What to produce:
Rewrite the items from the line with "note-prefix: Default: xyxy=(172,620,222,636)" up to and including the line with "signature-mid: , on2bool xyxy=(572,167,632,183)", putting "prereq-row" wherever "precondition-row" appears and leaving everything else unchanged. Give only those lines.

━━ Task inputs

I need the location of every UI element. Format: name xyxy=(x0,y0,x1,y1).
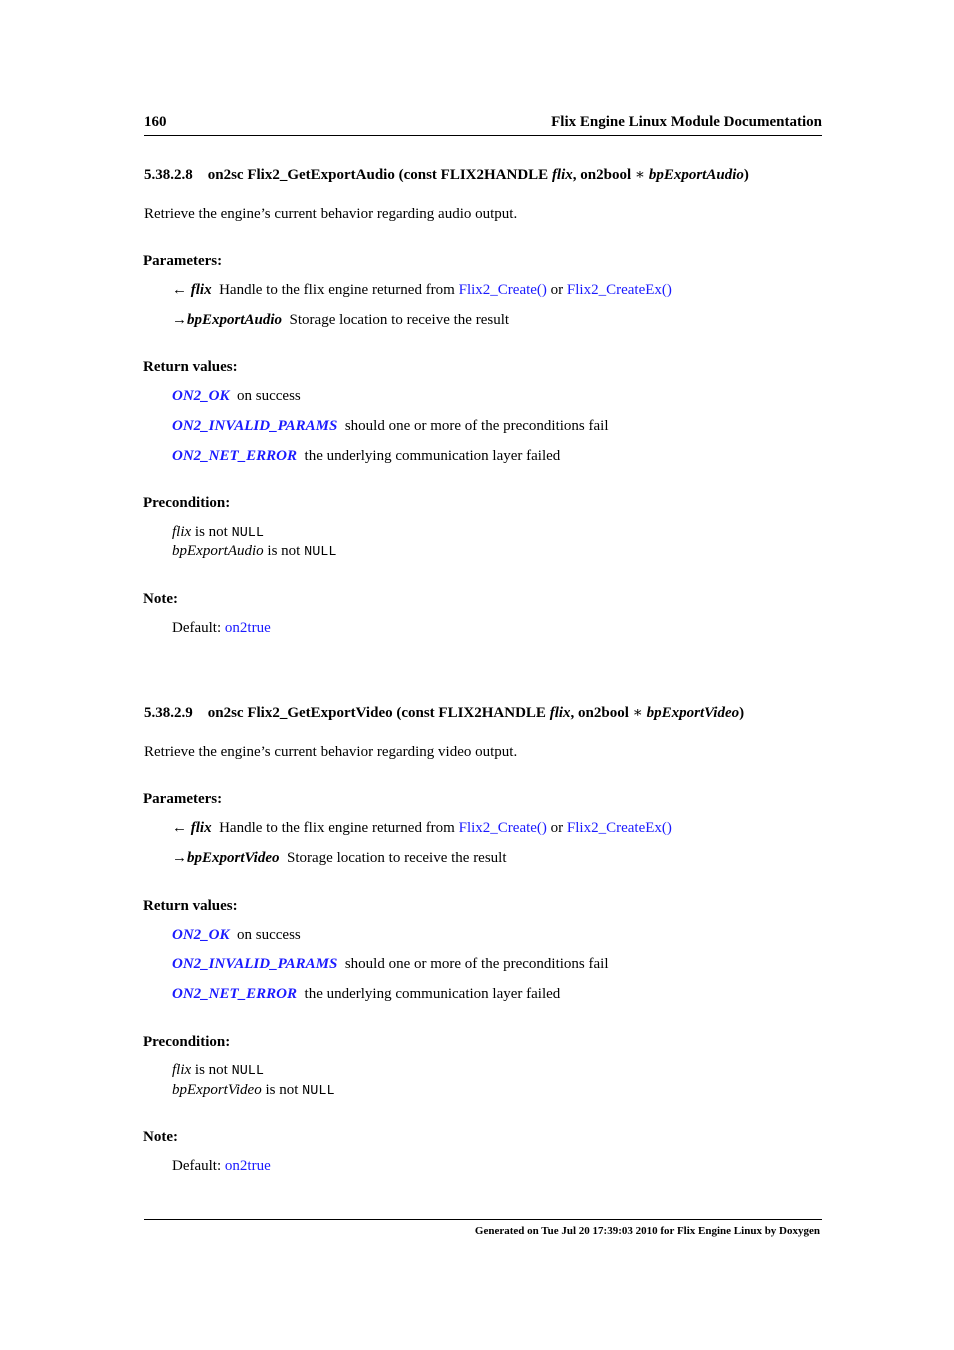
note-prefix: Default: xyxy=(172,620,222,636)
param-row xyxy=(172,282,672,299)
return-text: should one or more of the preconditions fail xyxy=(344,956,609,972)
return-row xyxy=(172,927,301,944)
precondition-row xyxy=(172,543,337,560)
param-row xyxy=(172,850,507,867)
return-code-link[interactable]: ON2_INVALID_PARAMS xyxy=(172,418,338,434)
precondition-is-not: is not xyxy=(267,543,301,559)
precondition-is-not: is not xyxy=(194,524,228,540)
precondition-row xyxy=(172,524,264,541)
signature-mid: , on2bool xyxy=(572,167,632,183)
section-number: 5.38.2.8 xyxy=(144,167,193,183)
section-number: 5.38.2.9 xyxy=(144,705,193,721)
return-code-link[interactable]: ON2_OK xyxy=(172,388,230,404)
return-text: the underlying communication layer failed xyxy=(304,986,561,1002)
return-row xyxy=(172,388,301,405)
header-rule xyxy=(144,135,822,136)
flix2-createex-link[interactable]: Flix2_CreateEx() xyxy=(566,282,672,298)
parameters-label: Parameters: xyxy=(143,253,223,269)
parameters-label: Parameters: xyxy=(143,791,223,807)
return-row xyxy=(172,986,560,1003)
signature-arg: flix xyxy=(549,705,571,721)
param-text: Storage location to receive the result xyxy=(289,312,510,328)
note-label: Note: xyxy=(143,1129,178,1145)
pointer-symbol: ∗ xyxy=(632,705,643,721)
flix2-create-link[interactable]: Flix2_Create() xyxy=(458,820,547,836)
precondition-row xyxy=(172,1062,264,1079)
on2true-link[interactable]: on2true xyxy=(224,620,271,636)
note-row xyxy=(172,1158,271,1175)
param-row xyxy=(172,820,672,837)
return-row xyxy=(172,418,609,435)
return-code-link[interactable]: ON2_NET_ERROR xyxy=(172,986,298,1002)
running-title: Flix Engine Linux Module Documentation xyxy=(551,114,822,130)
direction-out-icon: → xyxy=(172,312,187,328)
pointer-symbol: ∗ xyxy=(634,167,646,183)
param-or: or xyxy=(550,820,564,836)
note-label: Note: xyxy=(143,591,178,607)
param-text: Handle to the flix engine returned from xyxy=(219,820,455,836)
precondition-is-not: is not xyxy=(194,1062,228,1078)
precondition-label: Precondition: xyxy=(143,1034,231,1050)
return-row xyxy=(172,956,609,973)
footer-rule xyxy=(144,1219,822,1220)
return-code-link[interactable]: ON2_NET_ERROR xyxy=(172,448,298,464)
precondition-row xyxy=(172,1082,335,1099)
precondition-label: Precondition: xyxy=(143,495,231,511)
precondition-name: flix xyxy=(172,524,192,540)
flix2-createex-link[interactable]: Flix2_CreateEx() xyxy=(566,820,672,836)
param-name: bpExportVideo xyxy=(187,850,280,866)
precondition-is-not: is not xyxy=(265,1082,299,1098)
return-text: on success xyxy=(237,388,301,404)
return-text: on success xyxy=(237,927,301,943)
section-heading xyxy=(144,165,749,184)
note-prefix: Default: xyxy=(172,1158,222,1174)
direction-out-icon: → xyxy=(172,850,187,866)
return-text: should one or more of the preconditions fail xyxy=(344,418,609,434)
signature-arg: bpExportVideo xyxy=(646,705,740,721)
signature-prefix: on2sc Flix2_GetExportVideo (const FLIX2HANDLE xyxy=(207,705,546,721)
direction-in-icon: ← xyxy=(172,282,187,298)
return-values-label: Return values: xyxy=(143,898,238,914)
param-name: flix xyxy=(190,820,212,836)
signature-mid: , on2bool xyxy=(570,705,629,721)
function-description: Retrieve the engine’s current behavior regarding video output. xyxy=(144,744,518,760)
precondition-value: NULL xyxy=(304,545,337,560)
precondition-value: NULL xyxy=(231,526,265,541)
param-name: flix xyxy=(190,282,212,298)
param-row xyxy=(172,312,509,329)
note-row xyxy=(172,620,271,637)
precondition-value: NULL xyxy=(231,1064,265,1079)
page-number: 160 xyxy=(144,114,167,130)
signature-end: ) xyxy=(739,705,745,721)
return-values-label: Return values: xyxy=(143,359,238,375)
footer-text: Generated on Tue Jul 20 17:39:03 2010 for Flix Engine Linux by Doxygen xyxy=(474,1225,820,1237)
return-code-link[interactable]: ON2_INVALID_PARAMS xyxy=(172,956,338,972)
on2true-link[interactable]: on2true xyxy=(224,1158,271,1174)
precondition-value: NULL xyxy=(302,1084,335,1099)
param-text: Storage location to receive the result xyxy=(287,850,507,866)
precondition-name: flix xyxy=(172,1062,192,1078)
precondition-name: bpExportVideo xyxy=(172,1082,262,1098)
return-row xyxy=(172,448,560,465)
return-text: the underlying communication layer failed xyxy=(304,448,561,464)
section-heading xyxy=(144,703,744,722)
signature-arg: bpExportAudio xyxy=(648,167,744,183)
param-text: Handle to the flix engine returned from xyxy=(219,282,455,298)
param-name: bpExportAudio xyxy=(187,312,283,328)
direction-in-icon: ← xyxy=(172,820,187,836)
precondition-name: bpExportAudio xyxy=(172,543,264,559)
signature-end: ) xyxy=(743,167,749,183)
function-description: Retrieve the engine’s current behavior regarding audio output. xyxy=(144,206,518,222)
signature-prefix: on2sc Flix2_GetExportAudio (const FLIX2HANDLE xyxy=(207,167,549,183)
signature-arg: flix xyxy=(551,167,573,183)
param-or: or xyxy=(550,282,564,298)
flix2-create-link[interactable]: Flix2_Create() xyxy=(458,282,547,298)
return-code-link[interactable]: ON2_OK xyxy=(172,927,230,943)
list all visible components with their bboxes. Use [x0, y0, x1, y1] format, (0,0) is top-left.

━━━━

Solution for this exercise:
note-prefix: Default: xyxy=(172,620,222,636)
param-row xyxy=(172,282,672,299)
return-text: should one or more of the preconditions fail xyxy=(344,956,609,972)
return-row xyxy=(172,927,301,944)
prereq-row xyxy=(172,543,337,560)
param-row xyxy=(172,850,507,867)
return-code-link[interactable]: ON2_INVALID_PARAMS xyxy=(172,418,338,434)
precondition-is-not: is not xyxy=(267,543,301,559)
precondition-is-not: is not xyxy=(194,524,228,540)
prereq-row xyxy=(172,524,264,541)
signature-mid: , on2bool xyxy=(572,167,632,183)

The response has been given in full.